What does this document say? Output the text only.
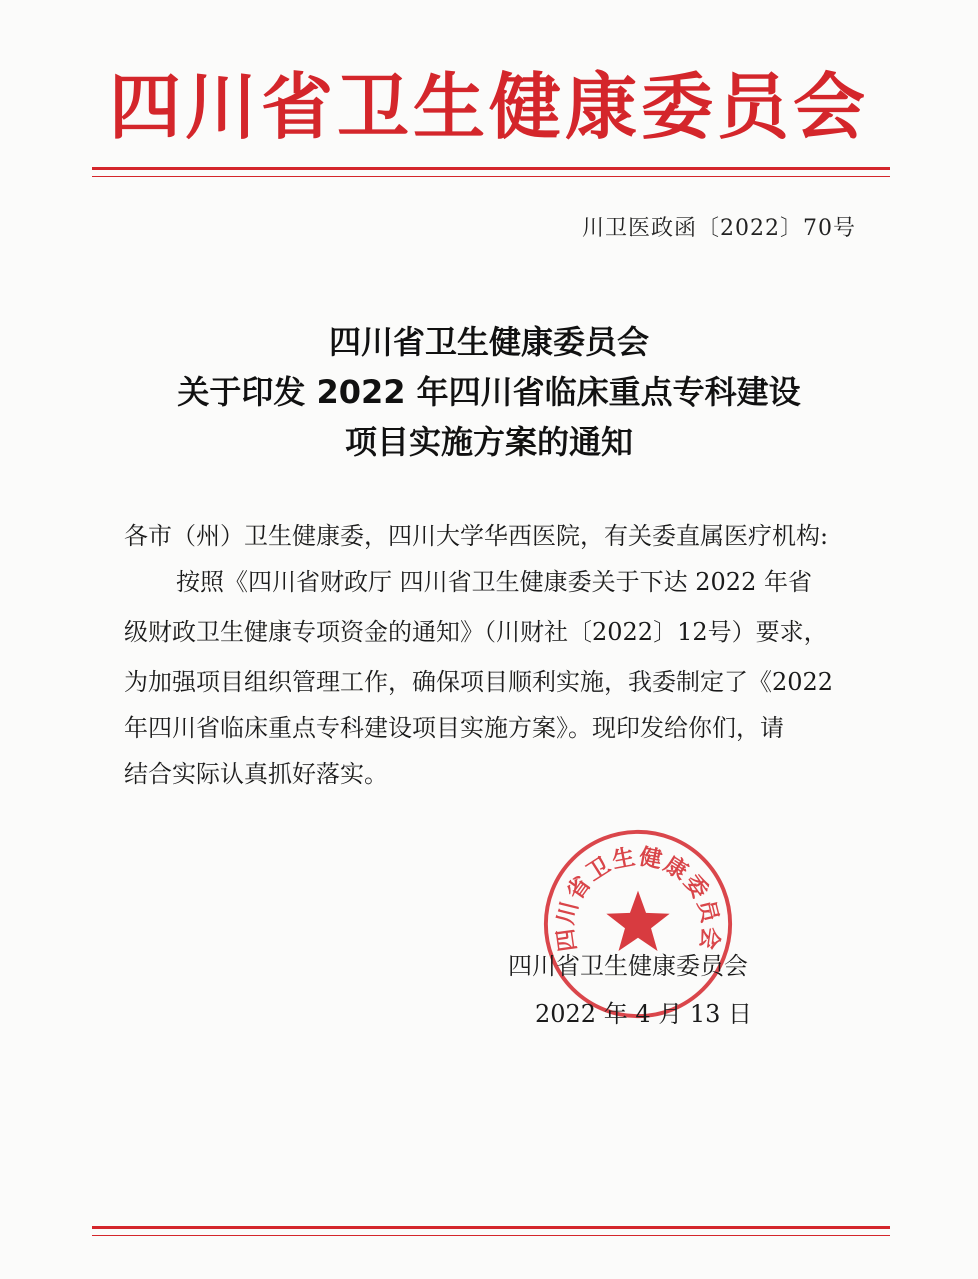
四川省卫生健康委员会
川卫医政函〔2022〕70号
四川省卫生健康委员会
关于印发 2022 年四川省临床重点专科建设
项目实施方案的通知
各市（州）卫生健康委，四川大学华西医院，有关委直属医疗机构:
按照《四川省财政厅 四川省卫生健康委关于下达 2022 年省
级财政卫生健康专项资金的通知》（川财社〔2022〕12号）要求，
为加强项目组织管理工作，确保项目顺利实施，我委制定了《2022
年四川省临床重点专科建设项目实施方案》。现印发给你们，请
结合实际认真抓好落实。
四川省卫生健康委员会
四川省卫生健康委员会
2022 年 4 月 13 日
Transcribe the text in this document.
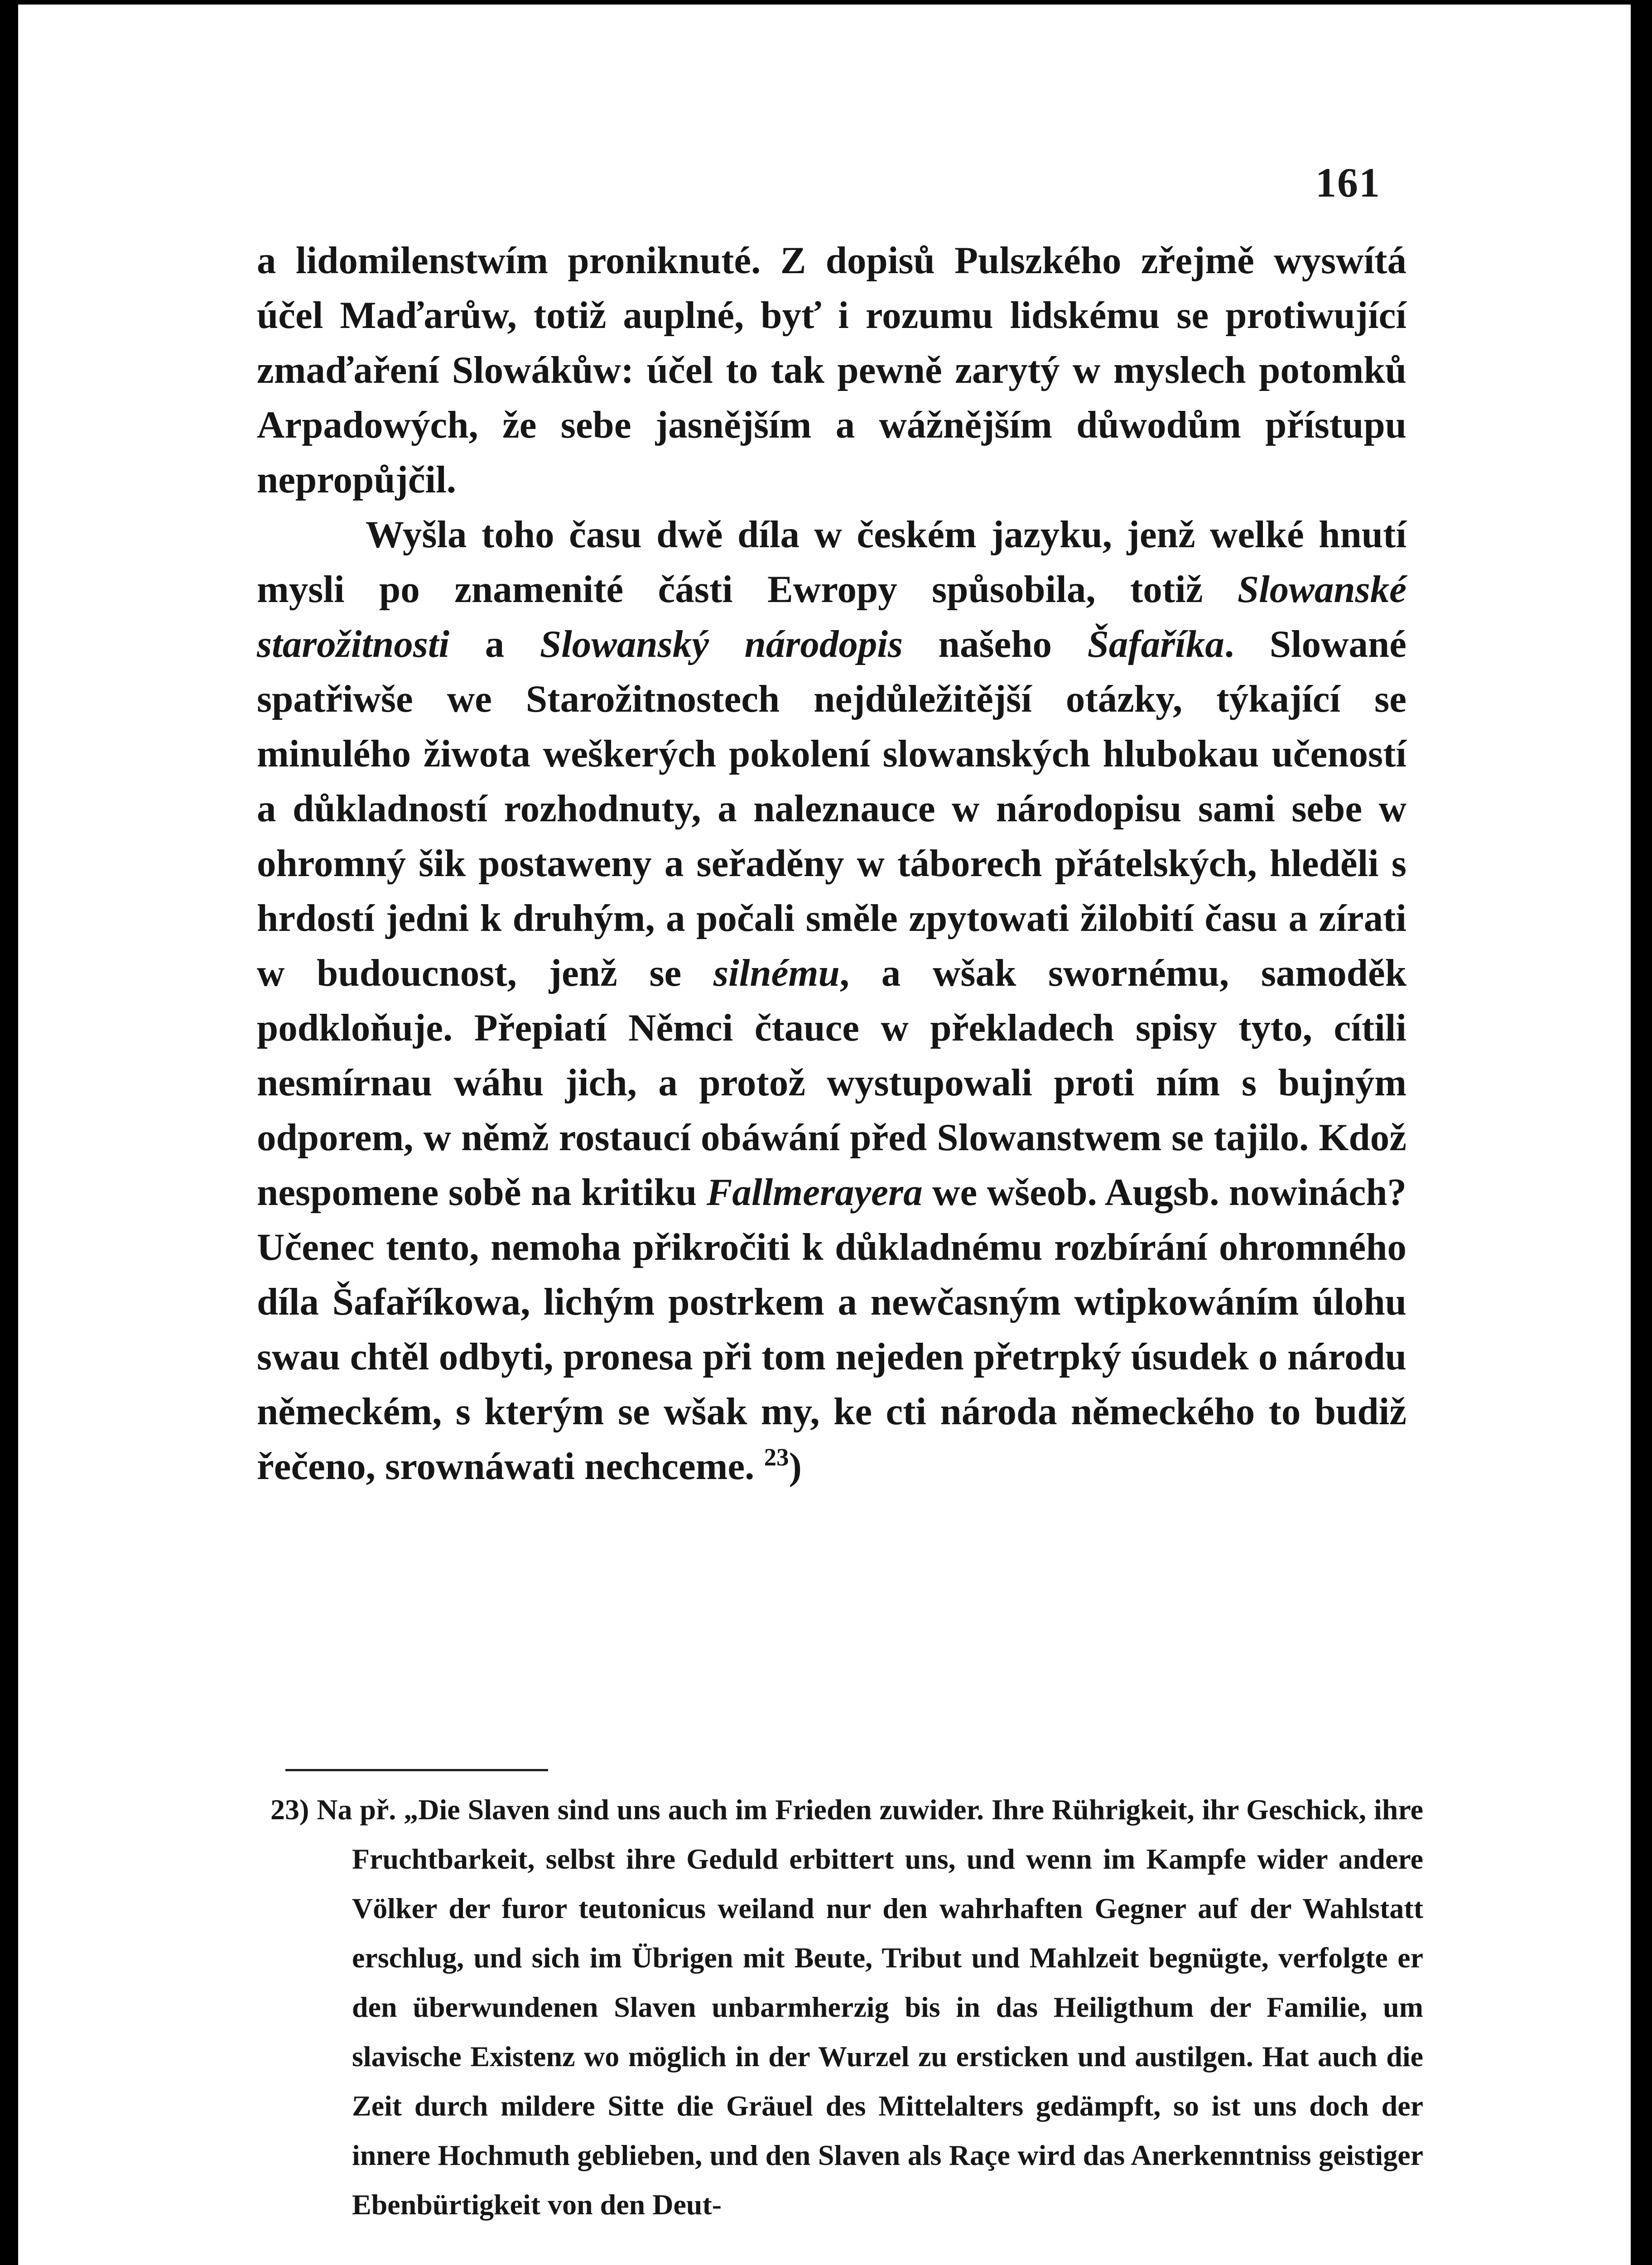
161

a lidomilenstwím proniknuté. Z dopisů Pulszkého zřejmě wyswítá účel Maďarůw, totiž auplné, byť i rozumu lidskému se protiwující zmaďaření Slowákůw: účel to tak pewně zarytý w myslech potomků Arpadowých, že sebe jasnějším a wážnějším důwodům přístupu nepropůjčil.

Wyšla toho času dwě díla w českém jazyku, jenž welké hnutí mysli po znamenité části Ewropy spůsobila, totiž Slowanské starožitnosti a Slowanský národopis našeho Šafaříka. Slowané spatřiwše we Starožitnostech nejdůležitější otázky, týkající se minulého žiwota weškerých pokolení slowanských hlubokau učeností a důkladností rozhodnuty, a naleznauce w národopisu sami sebe w ohromný šik postaweny a seřaděny w táborech přátelských, hleděli s hrdostí jedni k druhým, a počali směle zpytowati žilobití času a zírati w budoucnost, jenž se silnému, a wšak swornému, samoděk podkloňuje. Přepiatí Němci čtauce w překladech spisy tyto, cítili nesmírnau wáhu jich, a protož wystupowali proti ním s bujným odporem, w němž rostaucí obáwání před Slowanstwem se tajilo. Kdož nespomene sobě na kritiku Fallmerayera we wšeob. Augsb. nowinách? Učenec tento, nemoha přikročiti k důkladnému rozbírání ohromného díla Šafaříkowa, lichým postrkem a newčasným wtipkowáním úlohu swau chtěl odbyti, pronesa při tom nejeden přetrpký úsudek o národu německém, s kterým se wšak my, ke cti národa německého to budiž řečeno, srownáwati nechceme. $^{23}$)

23) Na př. „Die Slaven sind uns auch im Frieden zuwider. Ihre Rührigkeit, ihr Geschick, ihre Fruchtbarkeit, selbst ihre Geduld erbittert uns, und wenn im Kampfe wider andere Völker der furor teutonicus weiland nur den wahrhaften Gegner auf der Wahlstatt erschlug, und sich im Übrigen mit Beute, Tribut und Mahlzeit begnügte, verfolgte er den überwundenen Slaven unbarmherzig bis in das Heiligthum der Familie, um slavische Existenz wo möglich in der Wurzel zu ersticken und austilgen. Hat auch die Zeit durch mildere Sitte die Gräuel des Mittelalters gedämpft, so ist uns doch der innere Hochmuth geblieben, und den Slaven als Raçe wird das Anerkenntniss geistiger Ebenbürtigkeit von den Deut-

- Task details:
Make an exact copy of the records above, with the pictures left out.

- Solution to this task:
What does this document say? Output the text only.
四川省卫生健康委员会
川卫医政函〔2022〕70号
四川省卫生健康委员会
关于印发 2022 年四川省临床重点专科建设
项目实施方案的通知
各市（州）卫生健康委，四川大学华西医院，有关委直属医疗机构:
按照《四川省财政厅 四川省卫生健康委关于下达 2022 年省
级财政卫生健康专项资金的通知》（川财社〔2022〕12号）要求，
为加强项目组织管理工作，确保项目顺利实施，我委制定了《2022
年四川省临床重点专科建设项目实施方案》。现印发给你们，请
结合实际认真抓好落实。
四川省卫生健康委员会
四川省卫生健康委员会
2022 年 4 月 13 日
Transcribe the text in this document.
161

a lidomilenstwím proniknuté. Z dopisů Pulszkého zřejmě wyswítá účel Maďarůw, totiž auplné, byť i rozumu lidskému se protiwující zmaďaření Slowákůw: účel to tak pewně zarytý w myslech potomků Arpadowých, že sebe jasnějším a wážnějším důwodům přístupu nepropůjčil.

Wyšla toho času dwě díla w českém jazyku, jenž welké hnutí mysli po znamenité části Ewropy spůsobila, totiž Slowanské starožitnosti a Slowanský národopis našeho Šafaříka. Slowané spatřiwše we Starožitnostech nejdůležitější otázky, týkající se minulého žiwota weškerých pokolení slowanských hlubokau učeností a důkladností rozhodnuty, a naleznauce w národopisu sami sebe w ohromný šik postaweny a seřaděny w táborech přátelských, hleděli s hrdostí jedni k druhým, a počali směle zpytowati žilobití času a zírati w budoucnost, jenž se silnému, a wšak swornému, samoděk podkloňuje. Přepiatí Němci čtauce w překladech spisy tyto, cítili nesmírnau wáhu jich, a protož wystupowali proti ním s bujným odporem, w němž rostaucí obáwání před Slowanstwem se tajilo. Kdož nespomene sobě na kritiku Fallmerayera we wšeob. Augsb. nowinách? Učenec tento, nemoha přikročiti k důkladnému rozbírání ohromného díla Šafaříkowa, lichým postrkem a newčasným wtipkowáním úlohu swau chtěl odbyti, pronesa při tom nejeden přetrpký úsudek o národu německém, s kterým se wšak my, ke cti národa německého to budiž řečeno, srownáwati nechceme. $^{23}$)

23) Na př. „Die Slaven sind uns auch im Frieden zuwider. Ihre Rührigkeit, ihr Geschick, ihre Fruchtbarkeit, selbst ihre Geduld erbittert uns, und wenn im Kampfe wider andere Völker der furor teutonicus weiland nur den wahrhaften Gegner auf der Wahlstatt erschlug, und sich im Übrigen mit Beute, Tribut und Mahlzeit begnügte, verfolgte er den überwundenen Slaven unbarmherzig bis in das Heiligthum der Familie, um slavische Existenz wo möglich in der Wurzel zu ersticken und austilgen. Hat auch die Zeit durch mildere Sitte die Gräuel des Mittelalters gedämpft, so ist uns doch der innere Hochmuth geblieben, und den Slaven als Raçe wird das Anerkenntniss geistiger Ebenbürtigkeit von den Deut-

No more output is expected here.